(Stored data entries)
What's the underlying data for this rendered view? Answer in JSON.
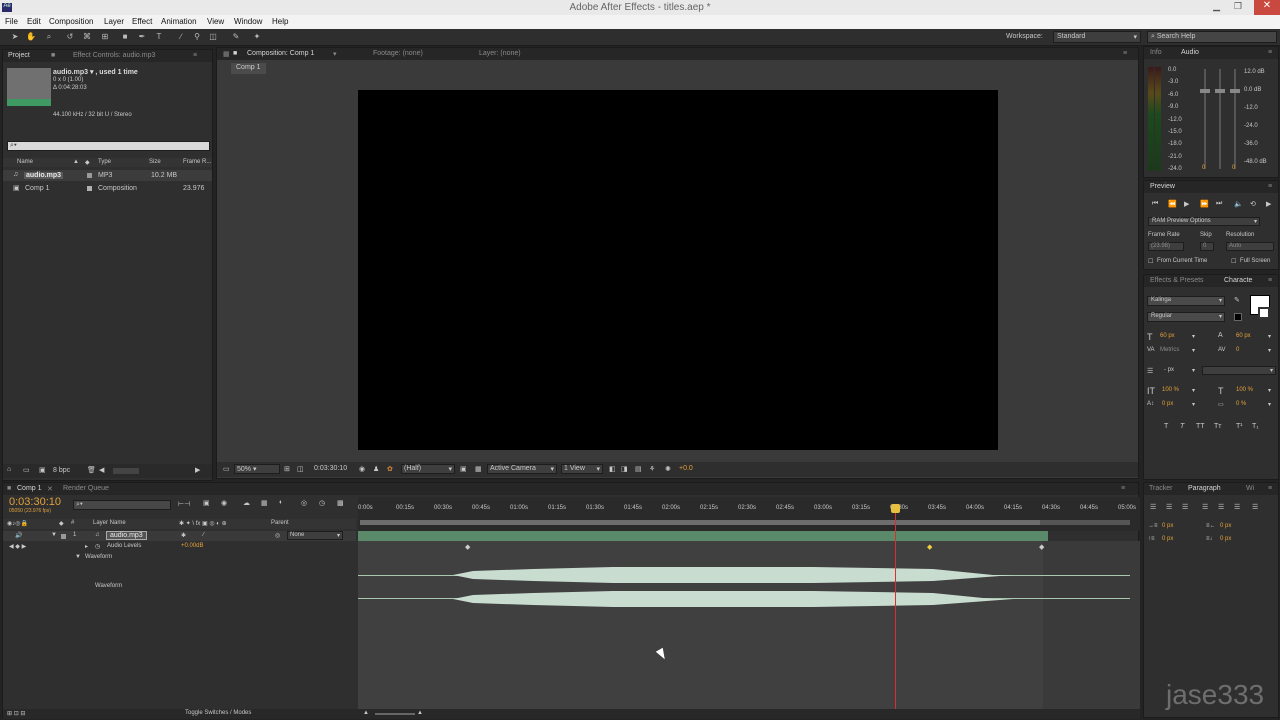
{
  "window": {
    "title": "Adobe After Effects - titles.aep *",
    "icon": "Ae"
  },
  "menu": [
    "File",
    "Edit",
    "Composition",
    "Layer",
    "Effect",
    "Animation",
    "View",
    "Window",
    "Help"
  ],
  "toolbar": {
    "workspace_label": "Workspace:",
    "workspace_value": "Standard",
    "search_placeholder": "Search Help"
  },
  "project": {
    "tab": "Project",
    "tab2": "Effect Controls: audio.mp3",
    "asset_name": "audio.mp3 ▾ , used 1 time",
    "asset_dims": "0 x 0 (1.00)",
    "asset_dur": "Δ 0:04:28:03",
    "asset_audio": "44.100 kHz / 32 bit U / Stereo",
    "cols": {
      "name": "Name",
      "type": "Type",
      "size": "Size",
      "frame": "Frame R..."
    },
    "items": [
      {
        "name": "audio.mp3",
        "type": "MP3",
        "size": "10.2 MB",
        "frame": ""
      },
      {
        "name": "Comp 1",
        "type": "Composition",
        "size": "",
        "frame": "23.976"
      }
    ],
    "bpc": "8 bpc"
  },
  "viewer": {
    "tabs": [
      "Composition: Comp 1",
      "Footage: (none)",
      "Layer: (none)"
    ],
    "comp_tab": "Comp 1",
    "zoom": "50%",
    "timecode": "0:03:30:10",
    "resolution": "(Half)",
    "camera": "Active Camera",
    "views": "1 View",
    "offset": "+0.0"
  },
  "info_panel": {
    "tabs": [
      "Info",
      "Audio"
    ],
    "db_left": [
      "0.0",
      "-3.0",
      "-6.0",
      "-9.0",
      "-12.0",
      "-15.0",
      "-18.0",
      "-21.0",
      "-24.0"
    ],
    "db_right": [
      "12.0 dB",
      "0.0 dB",
      "-12.0",
      "-24.0",
      "-36.0",
      "-48.0 dB"
    ],
    "level_left": "0",
    "level_right": "0"
  },
  "preview": {
    "tab": "Preview",
    "ram_options": "RAM Preview Options",
    "frame_rate_label": "Frame Rate",
    "skip_label": "Skip",
    "resolution_label": "Resolution",
    "frame_rate": "(23.98)",
    "skip": "0",
    "resolution": "Auto",
    "from_current": "From Current Time",
    "full_screen": "Full Screen"
  },
  "character": {
    "tabs": [
      "Effects & Presets",
      "Characte"
    ],
    "font": "Kalinga",
    "style": "Regular",
    "size": "60 px",
    "leading": "60 px",
    "kerning": "Metrics",
    "tracking": "0",
    "stroke": "- px",
    "vscale": "100 %",
    "hscale": "100 %",
    "baseline": "0 px",
    "tsume": "0 %"
  },
  "timeline": {
    "tabs": [
      "Comp 1",
      "Render Queue"
    ],
    "timecode": "0:03:30:10",
    "frames": "05050 (23.976 fps)",
    "ruler": [
      "0:00s",
      "00:15s",
      "00:30s",
      "00:45s",
      "01:00s",
      "01:15s",
      "01:30s",
      "01:45s",
      "02:00s",
      "02:15s",
      "02:30s",
      "02:45s",
      "03:00s",
      "03:15s",
      "03:30s",
      "03:45s",
      "04:00s",
      "04:15s",
      "04:30s",
      "04:45s",
      "05:00s"
    ],
    "col_layer": "Layer Name",
    "col_parent": "Parent",
    "layer_num": "1",
    "layer_name": "audio.mp3",
    "parent": "None",
    "prop_audio": "Audio Levels",
    "prop_audio_val": "+0.00dB",
    "prop_wave": "Waveform",
    "prop_wave2": "Waveform",
    "toggle": "Toggle Switches / Modes"
  },
  "paragraph": {
    "tabs": [
      "Tracker",
      "Paragraph",
      "Wi"
    ],
    "indent": [
      "0 px",
      "0 px",
      "0 px",
      "0 px"
    ]
  },
  "watermark": "jase333"
}
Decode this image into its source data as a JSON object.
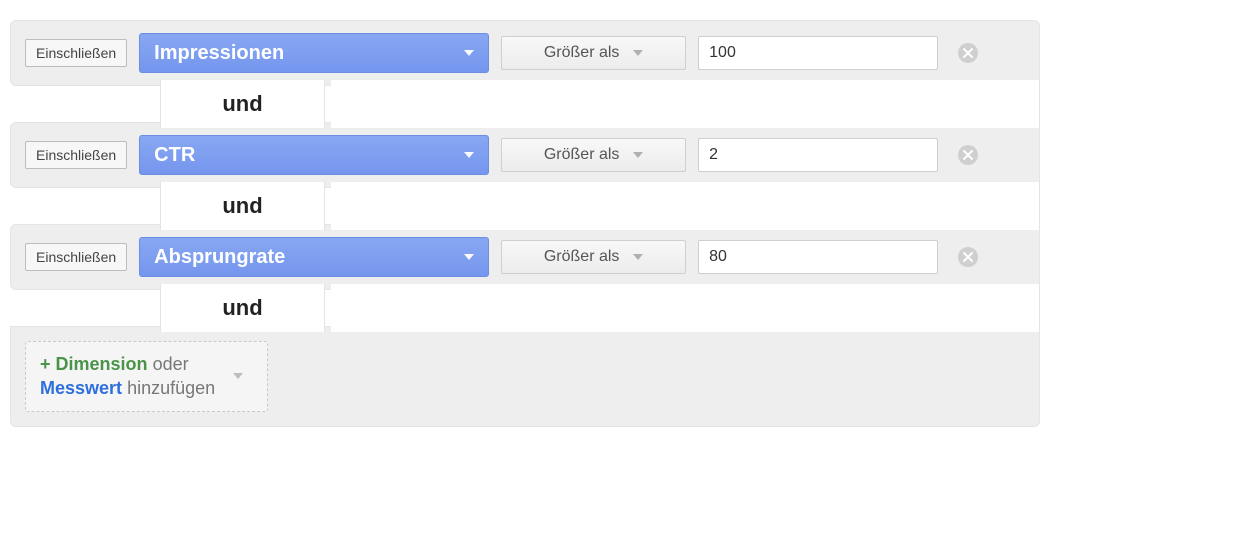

To do.
Repeat the material above in full and exactly, omitting the pictures.

Response.
What's the underlying data for this rendered view? Answer in JSON.
{
  "window": {
    "title": "Adobe After Effects - titles.aep *",
    "icon": "Ae"
  },
  "menu": [
    "File",
    "Edit",
    "Composition",
    "Layer",
    "Effect",
    "Animation",
    "View",
    "Window",
    "Help"
  ],
  "toolbar": {
    "workspace_label": "Workspace:",
    "workspace_value": "Standard",
    "search_placeholder": "Search Help"
  },
  "project": {
    "tab": "Project",
    "tab2": "Effect Controls: audio.mp3",
    "asset_name": "audio.mp3 ▾ , used 1 time",
    "asset_dims": "0 x 0 (1.00)",
    "asset_dur": "Δ 0:04:28:03",
    "asset_audio": "44.100 kHz / 32 bit U / Stereo",
    "cols": {
      "name": "Name",
      "type": "Type",
      "size": "Size",
      "frame": "Frame R..."
    },
    "items": [
      {
        "name": "audio.mp3",
        "type": "MP3",
        "size": "10.2 MB",
        "frame": ""
      },
      {
        "name": "Comp 1",
        "type": "Composition",
        "size": "",
        "frame": "23.976"
      }
    ],
    "bpc": "8 bpc"
  },
  "viewer": {
    "tabs": [
      "Composition: Comp 1",
      "Footage: (none)",
      "Layer: (none)"
    ],
    "comp_tab": "Comp 1",
    "zoom": "50%",
    "timecode": "0:03:30:10",
    "resolution": "(Half)",
    "camera": "Active Camera",
    "views": "1 View",
    "offset": "+0.0"
  },
  "info_panel": {
    "tabs": [
      "Info",
      "Audio"
    ],
    "db_left": [
      "0.0",
      "-3.0",
      "-6.0",
      "-9.0",
      "-12.0",
      "-15.0",
      "-18.0",
      "-21.0",
      "-24.0"
    ],
    "db_right": [
      "12.0 dB",
      "0.0 dB",
      "-12.0",
      "-24.0",
      "-36.0",
      "-48.0 dB"
    ],
    "level_left": "0",
    "level_right": "0"
  },
  "preview": {
    "tab": "Preview",
    "ram_options": "RAM Preview Options",
    "frame_rate_label": "Frame Rate",
    "skip_label": "Skip",
    "resolution_label": "Resolution",
    "frame_rate": "(23.98)",
    "skip": "0",
    "resolution": "Auto",
    "from_current": "From Current Time",
    "full_screen": "Full Screen"
  },
  "character": {
    "tabs": [
      "Effects & Presets",
      "Characte"
    ],
    "font": "Kalinga",
    "style": "Regular",
    "size": "60 px",
    "leading": "60 px",
    "kerning": "Metrics",
    "tracking": "0",
    "stroke": "- px",
    "vscale": "100 %",
    "hscale": "100 %",
    "baseline": "0 px",
    "tsume": "0 %"
  },
  "timeline": {
    "tabs": [
      "Comp 1",
      "Render Queue"
    ],
    "timecode": "0:03:30:10",
    "frames": "05050 (23.976 fps)",
    "ruler": [
      "0:00s",
      "00:15s",
      "00:30s",
      "00:45s",
      "01:00s",
      "01:15s",
      "01:30s",
      "01:45s",
      "02:00s",
      "02:15s",
      "02:30s",
      "02:45s",
      "03:00s",
      "03:15s",
      "03:30s",
      "03:45s",
      "04:00s",
      "04:15s",
      "04:30s",
      "04:45s",
      "05:00s"
    ],
    "col_layer": "Layer Name",
    "col_parent": "Parent",
    "layer_num": "1",
    "layer_name": "audio.mp3",
    "parent": "None",
    "prop_audio": "Audio Levels",
    "prop_audio_val": "+0.00dB",
    "prop_wave": "Waveform",
    "prop_wave2": "Waveform",
    "toggle": "Toggle Switches / Modes"
  },
  "paragraph": {
    "tabs": [
      "Tracker",
      "Paragraph",
      "Wi"
    ],
    "indent": [
      "0 px",
      "0 px",
      "0 px",
      "0 px"
    ]
  },
  "watermark": "jase333"
}
Decode this image into its source data as a JSON object.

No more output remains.